PROVIDED RECORDS:
▼▼▼

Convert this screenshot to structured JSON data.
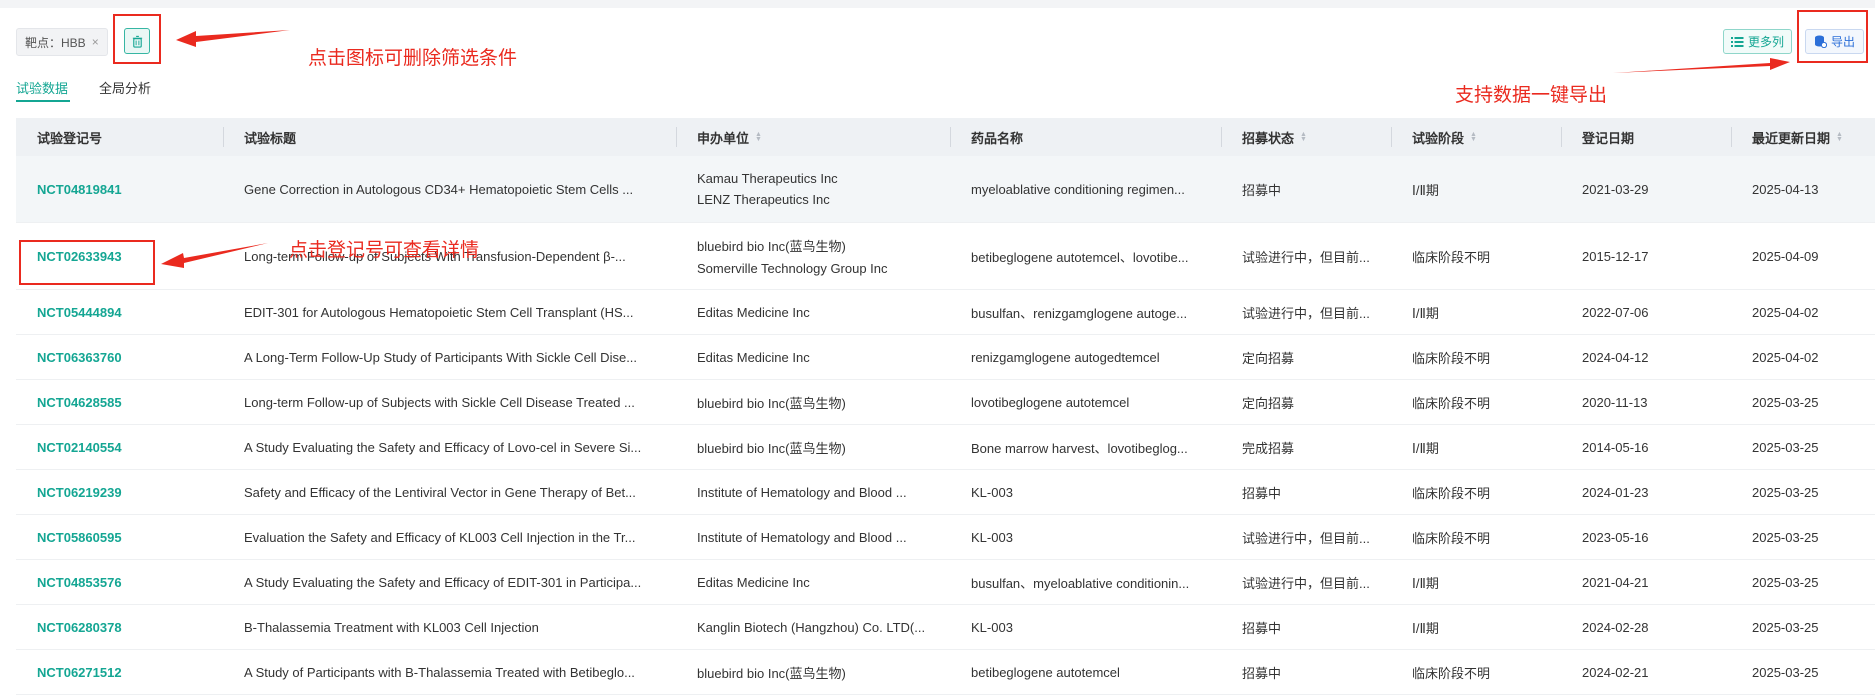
{
  "filter": {
    "tag_label": "靶点：HBB",
    "close_glyph": "×"
  },
  "tabs": [
    {
      "label": "试验数据"
    },
    {
      "label": "全局分析"
    }
  ],
  "toolbar": {
    "more_columns": "更多列",
    "export": "导出"
  },
  "annotations": {
    "delete_filter": "点击图标可删除筛选条件",
    "export_tip": "支持数据一键导出",
    "view_detail": "点击登记号可查看详情"
  },
  "colors": {
    "accent": "#14a693",
    "annotation": "#ea2a1f",
    "export": "#2c6fd8"
  },
  "table": {
    "headers": [
      "试验登记号",
      "试验标题",
      "申办单位",
      "药品名称",
      "招募状态",
      "试验阶段",
      "登记日期",
      "最近更新日期"
    ],
    "rows": [
      {
        "id": "NCT04819841",
        "title": "Gene Correction in Autologous CD34+ Hematopoietic Stem Cells ...",
        "sponsor": [
          "Kamau Therapeutics Inc",
          "LENZ Therapeutics Inc"
        ],
        "drug": "myeloablative conditioning regimen...",
        "status": "招募中",
        "phase": "Ⅰ/Ⅱ期",
        "reg_date": "2021-03-29",
        "update_date": "2025-04-13"
      },
      {
        "id": "NCT02633943",
        "title": "Long-term Follow-up of Subjects With Transfusion-Dependent β-...",
        "sponsor": [
          "bluebird bio Inc(蓝鸟生物)",
          "Somerville Technology Group Inc"
        ],
        "drug": "betibeglogene autotemcel、lovotibe...",
        "status": "试验进行中，但目前...",
        "phase": "临床阶段不明",
        "reg_date": "2015-12-17",
        "update_date": "2025-04-09"
      },
      {
        "id": "NCT05444894",
        "title": "EDIT-301 for Autologous Hematopoietic Stem Cell Transplant (HS...",
        "sponsor": [
          "Editas Medicine Inc"
        ],
        "drug": "busulfan、renizgamglogene autoge...",
        "status": "试验进行中，但目前...",
        "phase": "Ⅰ/Ⅱ期",
        "reg_date": "2022-07-06",
        "update_date": "2025-04-02"
      },
      {
        "id": "NCT06363760",
        "title": "A Long-Term Follow-Up Study of Participants With Sickle Cell Dise...",
        "sponsor": [
          "Editas Medicine Inc"
        ],
        "drug": "renizgamglogene autogedtemcel",
        "status": "定向招募",
        "phase": "临床阶段不明",
        "reg_date": "2024-04-12",
        "update_date": "2025-04-02"
      },
      {
        "id": "NCT04628585",
        "title": "Long-term Follow-up of Subjects with Sickle Cell Disease Treated ...",
        "sponsor": [
          "bluebird bio Inc(蓝鸟生物)"
        ],
        "drug": "lovotibeglogene autotemcel",
        "status": "定向招募",
        "phase": "临床阶段不明",
        "reg_date": "2020-11-13",
        "update_date": "2025-03-25"
      },
      {
        "id": "NCT02140554",
        "title": "A Study Evaluating the Safety and Efficacy of Lovo-cel in Severe Si...",
        "sponsor": [
          "bluebird bio Inc(蓝鸟生物)"
        ],
        "drug": "Bone marrow harvest、lovotibeglog...",
        "status": "完成招募",
        "phase": "Ⅰ/Ⅱ期",
        "reg_date": "2014-05-16",
        "update_date": "2025-03-25"
      },
      {
        "id": "NCT06219239",
        "title": "Safety and Efficacy of the Lentiviral Vector in Gene Therapy of Bet...",
        "sponsor": [
          "Institute of Hematology and Blood ..."
        ],
        "drug": "KL-003",
        "status": "招募中",
        "phase": "临床阶段不明",
        "reg_date": "2024-01-23",
        "update_date": "2025-03-25"
      },
      {
        "id": "NCT05860595",
        "title": "Evaluation the Safety and Efficacy of KL003 Cell Injection in the Tr...",
        "sponsor": [
          "Institute of Hematology and Blood ..."
        ],
        "drug": "KL-003",
        "status": "试验进行中，但目前...",
        "phase": "临床阶段不明",
        "reg_date": "2023-05-16",
        "update_date": "2025-03-25"
      },
      {
        "id": "NCT04853576",
        "title": "A Study Evaluating the Safety and Efficacy of EDIT-301 in Participa...",
        "sponsor": [
          "Editas Medicine Inc"
        ],
        "drug": "busulfan、myeloablative conditionin...",
        "status": "试验进行中，但目前...",
        "phase": "Ⅰ/Ⅱ期",
        "reg_date": "2021-04-21",
        "update_date": "2025-03-25"
      },
      {
        "id": "NCT06280378",
        "title": "B-Thalassemia Treatment with KL003 Cell Injection",
        "sponsor": [
          "Kanglin Biotech (Hangzhou) Co. LTD(..."
        ],
        "drug": "KL-003",
        "status": "招募中",
        "phase": "Ⅰ/Ⅱ期",
        "reg_date": "2024-02-28",
        "update_date": "2025-03-25"
      },
      {
        "id": "NCT06271512",
        "title": "A Study of Participants with B-Thalassemia Treated with Betibeglo...",
        "sponsor": [
          "bluebird bio Inc(蓝鸟生物)"
        ],
        "drug": "betibeglogene autotemcel",
        "status": "招募中",
        "phase": "临床阶段不明",
        "reg_date": "2024-02-21",
        "update_date": "2025-03-25"
      }
    ]
  }
}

▲▲▲

Once you have found every line in the listing that holds the string "Sickle", copy each of them.

        "title": "A Long-Term Follow-Up Study of Participants With Sickle Cell Dise...",
        "title": "Long-term Follow-up of Subjects with Sickle Cell Disease Treated ...",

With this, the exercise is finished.